Data rows:
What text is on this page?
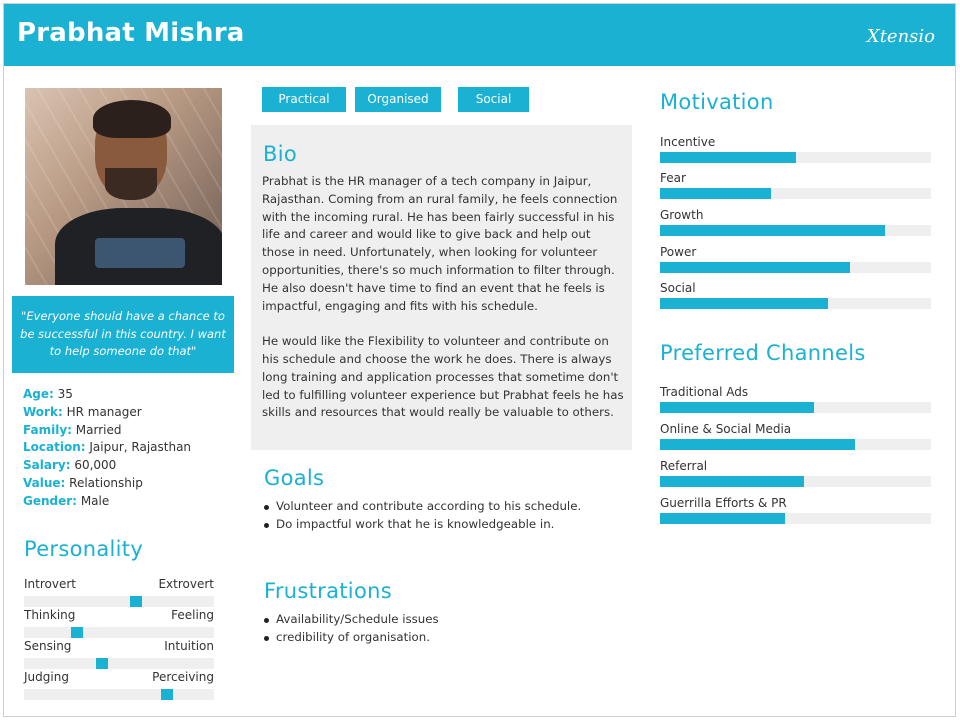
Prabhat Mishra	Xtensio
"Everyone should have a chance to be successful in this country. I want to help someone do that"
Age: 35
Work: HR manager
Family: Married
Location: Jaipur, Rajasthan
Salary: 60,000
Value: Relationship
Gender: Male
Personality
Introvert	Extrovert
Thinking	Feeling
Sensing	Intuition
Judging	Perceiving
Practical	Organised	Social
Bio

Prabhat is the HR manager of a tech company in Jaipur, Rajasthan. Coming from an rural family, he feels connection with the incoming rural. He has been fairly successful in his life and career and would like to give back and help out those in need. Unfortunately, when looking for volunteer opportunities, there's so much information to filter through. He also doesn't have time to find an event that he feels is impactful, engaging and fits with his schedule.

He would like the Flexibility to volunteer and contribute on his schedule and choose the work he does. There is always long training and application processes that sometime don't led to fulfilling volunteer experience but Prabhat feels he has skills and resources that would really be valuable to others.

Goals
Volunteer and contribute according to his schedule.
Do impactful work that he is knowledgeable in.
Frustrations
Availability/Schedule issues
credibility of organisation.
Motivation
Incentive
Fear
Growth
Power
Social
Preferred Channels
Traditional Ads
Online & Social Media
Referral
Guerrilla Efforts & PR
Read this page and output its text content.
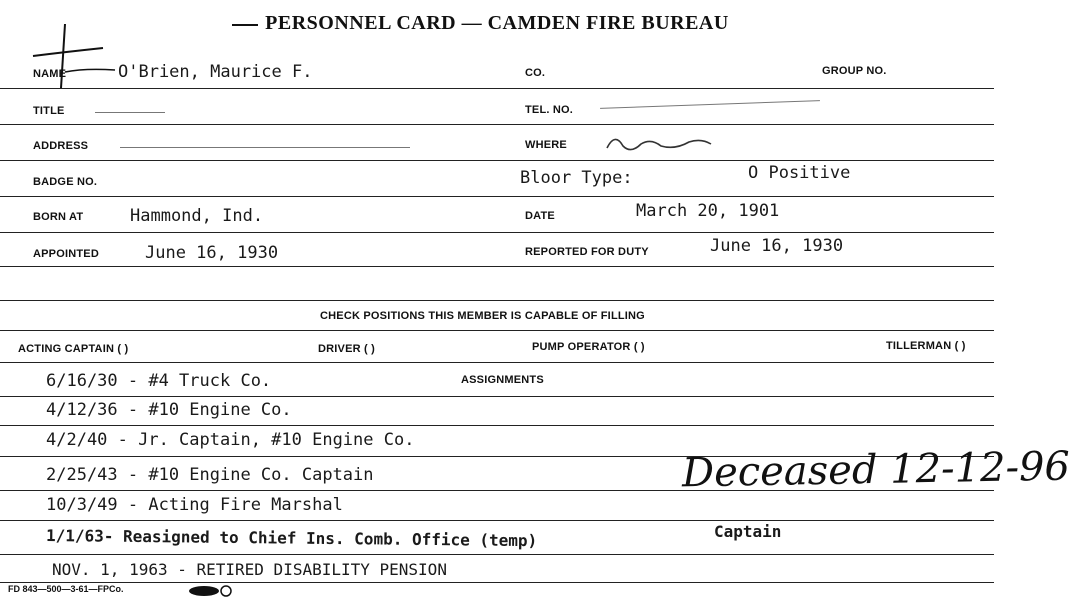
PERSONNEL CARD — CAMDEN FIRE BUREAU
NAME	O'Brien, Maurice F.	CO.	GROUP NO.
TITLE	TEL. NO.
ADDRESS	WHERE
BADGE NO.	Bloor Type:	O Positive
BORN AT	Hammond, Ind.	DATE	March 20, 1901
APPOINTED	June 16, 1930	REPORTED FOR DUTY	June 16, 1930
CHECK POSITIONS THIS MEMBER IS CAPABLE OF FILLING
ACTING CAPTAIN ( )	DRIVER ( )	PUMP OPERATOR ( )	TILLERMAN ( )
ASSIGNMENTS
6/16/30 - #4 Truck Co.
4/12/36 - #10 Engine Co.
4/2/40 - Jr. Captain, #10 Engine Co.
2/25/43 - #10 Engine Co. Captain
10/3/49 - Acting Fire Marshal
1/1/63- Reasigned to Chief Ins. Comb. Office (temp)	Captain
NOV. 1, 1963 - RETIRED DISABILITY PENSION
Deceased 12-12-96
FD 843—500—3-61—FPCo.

What needs to be done: Using the records above, find and show each line with the string "help".

Final answer:
"Everyone should have a chance to be successful in this country. I want to help someone do that"
Prabhat is the HR manager of a tech company in Jaipur, Rajasthan. Coming from an rural family, he feels connection with the incoming rural. He has been fairly successful in his life and career and would like to give back and help out those in need. Unfortunately, when looking for volunteer opportunities, there's so much information to filter through. He also doesn't have time to find an event that he feels is impactful, engaging and fits with his schedule.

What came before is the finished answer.